> Raw records

[Start]

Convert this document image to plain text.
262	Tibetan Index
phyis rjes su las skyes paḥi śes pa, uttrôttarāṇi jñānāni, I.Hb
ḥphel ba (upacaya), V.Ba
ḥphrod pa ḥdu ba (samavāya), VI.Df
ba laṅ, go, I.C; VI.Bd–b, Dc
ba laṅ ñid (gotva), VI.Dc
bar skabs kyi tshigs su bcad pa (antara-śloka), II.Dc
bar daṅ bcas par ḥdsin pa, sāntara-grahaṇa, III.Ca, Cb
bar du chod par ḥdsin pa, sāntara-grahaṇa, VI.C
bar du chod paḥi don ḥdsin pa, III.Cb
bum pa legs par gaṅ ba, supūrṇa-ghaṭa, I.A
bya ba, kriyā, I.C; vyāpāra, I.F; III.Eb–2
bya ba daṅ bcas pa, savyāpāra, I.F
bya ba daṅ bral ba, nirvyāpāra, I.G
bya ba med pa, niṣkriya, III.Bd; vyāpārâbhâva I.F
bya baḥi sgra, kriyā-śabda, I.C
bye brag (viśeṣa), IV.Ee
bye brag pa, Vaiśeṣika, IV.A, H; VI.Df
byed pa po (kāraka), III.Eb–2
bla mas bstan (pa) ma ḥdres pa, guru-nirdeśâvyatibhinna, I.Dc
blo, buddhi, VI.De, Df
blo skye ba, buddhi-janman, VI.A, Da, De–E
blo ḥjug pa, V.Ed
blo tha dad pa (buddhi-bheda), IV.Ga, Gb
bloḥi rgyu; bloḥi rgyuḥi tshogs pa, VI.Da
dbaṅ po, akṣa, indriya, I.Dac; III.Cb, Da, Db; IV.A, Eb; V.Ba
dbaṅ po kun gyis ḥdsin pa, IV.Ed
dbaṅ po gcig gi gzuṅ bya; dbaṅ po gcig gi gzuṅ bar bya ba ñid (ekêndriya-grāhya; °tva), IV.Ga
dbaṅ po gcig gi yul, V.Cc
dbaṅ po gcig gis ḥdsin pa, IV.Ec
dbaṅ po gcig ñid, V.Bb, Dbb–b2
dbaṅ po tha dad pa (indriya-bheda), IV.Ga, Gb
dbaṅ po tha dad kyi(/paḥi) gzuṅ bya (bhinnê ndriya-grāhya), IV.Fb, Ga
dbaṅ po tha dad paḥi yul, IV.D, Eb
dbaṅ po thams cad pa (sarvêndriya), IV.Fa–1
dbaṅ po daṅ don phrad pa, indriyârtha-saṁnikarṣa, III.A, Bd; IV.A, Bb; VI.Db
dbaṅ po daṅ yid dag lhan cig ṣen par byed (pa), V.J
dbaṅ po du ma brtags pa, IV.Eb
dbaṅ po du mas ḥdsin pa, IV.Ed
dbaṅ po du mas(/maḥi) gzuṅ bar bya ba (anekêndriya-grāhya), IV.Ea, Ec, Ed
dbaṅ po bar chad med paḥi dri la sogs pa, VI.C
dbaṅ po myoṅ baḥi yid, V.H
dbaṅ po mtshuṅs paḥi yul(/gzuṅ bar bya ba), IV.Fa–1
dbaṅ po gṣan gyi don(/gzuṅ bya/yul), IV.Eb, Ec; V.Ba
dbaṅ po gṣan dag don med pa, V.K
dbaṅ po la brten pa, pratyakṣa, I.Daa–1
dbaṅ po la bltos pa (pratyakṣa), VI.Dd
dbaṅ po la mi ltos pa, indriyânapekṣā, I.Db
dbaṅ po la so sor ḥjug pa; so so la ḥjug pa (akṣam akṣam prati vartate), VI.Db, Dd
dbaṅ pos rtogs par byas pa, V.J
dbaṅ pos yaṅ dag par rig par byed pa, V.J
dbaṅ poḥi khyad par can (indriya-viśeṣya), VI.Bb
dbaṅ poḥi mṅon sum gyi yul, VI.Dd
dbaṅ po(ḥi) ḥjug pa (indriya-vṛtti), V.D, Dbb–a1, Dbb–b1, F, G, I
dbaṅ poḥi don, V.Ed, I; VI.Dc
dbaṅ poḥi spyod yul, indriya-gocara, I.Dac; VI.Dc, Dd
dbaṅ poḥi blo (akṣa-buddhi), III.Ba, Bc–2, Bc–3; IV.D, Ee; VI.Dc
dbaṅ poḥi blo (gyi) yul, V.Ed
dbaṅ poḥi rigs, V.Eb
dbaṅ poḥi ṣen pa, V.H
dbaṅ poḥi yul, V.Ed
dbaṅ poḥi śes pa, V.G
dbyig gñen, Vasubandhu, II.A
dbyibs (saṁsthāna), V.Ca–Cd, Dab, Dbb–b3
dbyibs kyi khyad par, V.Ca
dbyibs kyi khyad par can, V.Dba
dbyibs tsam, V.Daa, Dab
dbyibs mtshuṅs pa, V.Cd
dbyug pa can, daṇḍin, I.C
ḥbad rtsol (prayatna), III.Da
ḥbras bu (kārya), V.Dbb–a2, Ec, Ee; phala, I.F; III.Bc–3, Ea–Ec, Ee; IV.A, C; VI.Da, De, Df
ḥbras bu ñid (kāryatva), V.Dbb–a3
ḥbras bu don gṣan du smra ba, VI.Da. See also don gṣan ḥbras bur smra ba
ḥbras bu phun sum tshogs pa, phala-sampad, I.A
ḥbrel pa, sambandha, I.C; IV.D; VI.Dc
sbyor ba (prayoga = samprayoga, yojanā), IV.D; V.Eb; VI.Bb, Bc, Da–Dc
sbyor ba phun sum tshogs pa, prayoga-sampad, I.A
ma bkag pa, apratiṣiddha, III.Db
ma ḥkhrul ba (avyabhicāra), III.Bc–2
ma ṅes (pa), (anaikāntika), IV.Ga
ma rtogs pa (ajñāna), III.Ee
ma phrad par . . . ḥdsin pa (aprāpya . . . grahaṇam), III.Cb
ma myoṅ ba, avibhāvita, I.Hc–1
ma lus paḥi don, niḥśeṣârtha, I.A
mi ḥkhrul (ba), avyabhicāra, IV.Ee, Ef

[End]

> What is asked
The lines to collect are those holding the string "bcas"; copy them all.

> Output of the exercise
bar daṅ bcas par ḥdsin pa, sāntara-grahaṇa, III.Ca, Cb
bya ba daṅ bcas pa, savyāpāra, I.F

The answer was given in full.